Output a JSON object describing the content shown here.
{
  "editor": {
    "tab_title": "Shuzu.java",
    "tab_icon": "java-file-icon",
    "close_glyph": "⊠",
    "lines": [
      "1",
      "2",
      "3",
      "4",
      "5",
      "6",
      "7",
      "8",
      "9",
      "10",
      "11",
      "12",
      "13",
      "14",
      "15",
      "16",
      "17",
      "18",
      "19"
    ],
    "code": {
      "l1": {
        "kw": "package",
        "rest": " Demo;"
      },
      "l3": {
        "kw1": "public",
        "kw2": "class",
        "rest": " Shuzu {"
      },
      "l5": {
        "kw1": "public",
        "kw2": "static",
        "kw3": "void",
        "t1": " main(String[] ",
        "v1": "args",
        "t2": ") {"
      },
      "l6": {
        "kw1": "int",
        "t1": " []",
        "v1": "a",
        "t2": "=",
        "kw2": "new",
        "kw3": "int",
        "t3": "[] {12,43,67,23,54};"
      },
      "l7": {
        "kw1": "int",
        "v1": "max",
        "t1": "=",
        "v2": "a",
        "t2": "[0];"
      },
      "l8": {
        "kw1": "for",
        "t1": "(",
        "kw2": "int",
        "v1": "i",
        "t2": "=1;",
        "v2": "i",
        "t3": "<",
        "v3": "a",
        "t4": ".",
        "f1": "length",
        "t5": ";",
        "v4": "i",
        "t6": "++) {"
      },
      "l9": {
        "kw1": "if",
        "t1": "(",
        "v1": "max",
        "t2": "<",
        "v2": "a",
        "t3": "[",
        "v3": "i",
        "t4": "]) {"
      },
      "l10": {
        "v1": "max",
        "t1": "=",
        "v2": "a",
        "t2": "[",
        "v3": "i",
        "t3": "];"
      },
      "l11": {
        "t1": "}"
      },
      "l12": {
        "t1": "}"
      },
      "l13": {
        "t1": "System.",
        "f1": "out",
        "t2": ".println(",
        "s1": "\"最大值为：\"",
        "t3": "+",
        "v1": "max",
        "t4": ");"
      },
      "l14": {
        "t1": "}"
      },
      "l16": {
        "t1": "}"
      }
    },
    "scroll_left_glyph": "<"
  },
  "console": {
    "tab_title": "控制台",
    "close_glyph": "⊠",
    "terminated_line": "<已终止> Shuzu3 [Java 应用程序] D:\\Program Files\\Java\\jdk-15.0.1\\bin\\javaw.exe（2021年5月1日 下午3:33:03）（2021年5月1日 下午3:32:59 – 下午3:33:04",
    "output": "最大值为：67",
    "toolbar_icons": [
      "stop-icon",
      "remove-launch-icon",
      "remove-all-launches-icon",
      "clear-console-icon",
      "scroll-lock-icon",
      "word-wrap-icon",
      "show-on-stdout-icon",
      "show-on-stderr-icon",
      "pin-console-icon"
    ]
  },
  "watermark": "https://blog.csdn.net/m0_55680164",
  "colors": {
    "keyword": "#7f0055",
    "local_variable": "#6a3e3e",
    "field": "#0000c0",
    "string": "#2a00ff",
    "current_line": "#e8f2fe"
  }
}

● **Exercise task**
Please set down each line of the records exactly as given.

● **Exercise output**
Output a JSON object describing the content shown here.
{
  "editor": {
    "tab_title": "Shuzu.java",
    "tab_icon": "java-file-icon",
    "close_glyph": "⊠",
    "lines": [
      "1",
      "2",
      "3",
      "4",
      "5",
      "6",
      "7",
      "8",
      "9",
      "10",
      "11",
      "12",
      "13",
      "14",
      "15",
      "16",
      "17",
      "18",
      "19"
    ],
    "code": {
      "l1": {
        "kw": "package",
        "rest": " Demo;"
      },
      "l3": {
        "kw1": "public",
        "kw2": "class",
        "rest": " Shuzu {"
      },
      "l5": {
        "kw1": "public",
        "kw2": "static",
        "kw3": "void",
        "t1": " main(String[] ",
        "v1": "args",
        "t2": ") {"
      },
      "l6": {
        "kw1": "int",
        "t1": " []",
        "v1": "a",
        "t2": "=",
        "kw2": "new",
        "kw3": "int",
        "t3": "[] {12,43,67,23,54};"
      },
      "l7": {
        "kw1": "int",
        "v1": "max",
        "t1": "=",
        "v2": "a",
        "t2": "[0];"
      },
      "l8": {
        "kw1": "for",
        "t1": "(",
        "kw2": "int",
        "v1": "i",
        "t2": "=1;",
        "v2": "i",
        "t3": "<",
        "v3": "a",
        "t4": ".",
        "f1": "length",
        "t5": ";",
        "v4": "i",
        "t6": "++) {"
      },
      "l9": {
        "kw1": "if",
        "t1": "(",
        "v1": "max",
        "t2": "<",
        "v2": "a",
        "t3": "[",
        "v3": "i",
        "t4": "]) {"
      },
      "l10": {
        "v1": "max",
        "t1": "=",
        "v2": "a",
        "t2": "[",
        "v3": "i",
        "t3": "];"
      },
      "l11": {
        "t1": "}"
      },
      "l12": {
        "t1": "}"
      },
      "l13": {
        "t1": "System.",
        "f1": "out",
        "t2": ".println(",
        "s1": "\"最大值为：\"",
        "t3": "+",
        "v1": "max",
        "t4": ");"
      },
      "l14": {
        "t1": "}"
      },
      "l16": {
        "t1": "}"
      }
    },
    "scroll_left_glyph": "<"
  },
  "console": {
    "tab_title": "控制台",
    "close_glyph": "⊠",
    "terminated_line": "<已终止> Shuzu3 [Java 应用程序] D:\\Program Files\\Java\\jdk-15.0.1\\bin\\javaw.exe（2021年5月1日 下午3:33:03）（2021年5月1日 下午3:32:59 – 下午3:33:04",
    "output": "最大值为：67",
    "toolbar_icons": [
      "stop-icon",
      "remove-launch-icon",
      "remove-all-launches-icon",
      "clear-console-icon",
      "scroll-lock-icon",
      "word-wrap-icon",
      "show-on-stdout-icon",
      "show-on-stderr-icon",
      "pin-console-icon"
    ]
  },
  "watermark": "https://blog.csdn.net/m0_55680164",
  "colors": {
    "keyword": "#7f0055",
    "local_variable": "#6a3e3e",
    "field": "#0000c0",
    "string": "#2a00ff",
    "current_line": "#e8f2fe"
  }
}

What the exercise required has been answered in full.